THE EXERCISE:
Extract the complete data exactly as given.

SOURCE RECORDS:
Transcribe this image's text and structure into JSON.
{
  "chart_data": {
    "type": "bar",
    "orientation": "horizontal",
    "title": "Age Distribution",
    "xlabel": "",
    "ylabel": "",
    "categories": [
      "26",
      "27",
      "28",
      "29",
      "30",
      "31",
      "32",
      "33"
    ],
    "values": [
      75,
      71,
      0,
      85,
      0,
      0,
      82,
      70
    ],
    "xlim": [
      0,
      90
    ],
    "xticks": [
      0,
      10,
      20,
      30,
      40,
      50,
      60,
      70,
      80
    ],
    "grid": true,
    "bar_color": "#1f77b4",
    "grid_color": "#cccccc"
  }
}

SOLUTION TO THIS TASK:
Transcribe this image's text and structure into JSON.
{
  "chart_data": {
    "type": "bar",
    "orientation": "horizontal",
    "title": "Age Distribution",
    "xlabel": "",
    "ylabel": "",
    "categories": [
      "26",
      "27",
      "28",
      "29",
      "30",
      "31",
      "32",
      "33"
    ],
    "values": [
      75,
      71,
      0,
      85,
      0,
      0,
      82,
      70
    ],
    "xlim": [
      0,
      90
    ],
    "xticks": [
      0,
      10,
      20,
      30,
      40,
      50,
      60,
      70,
      80
    ],
    "grid": true,
    "bar_color": "#1f77b4",
    "grid_color": "#cccccc"
  }
}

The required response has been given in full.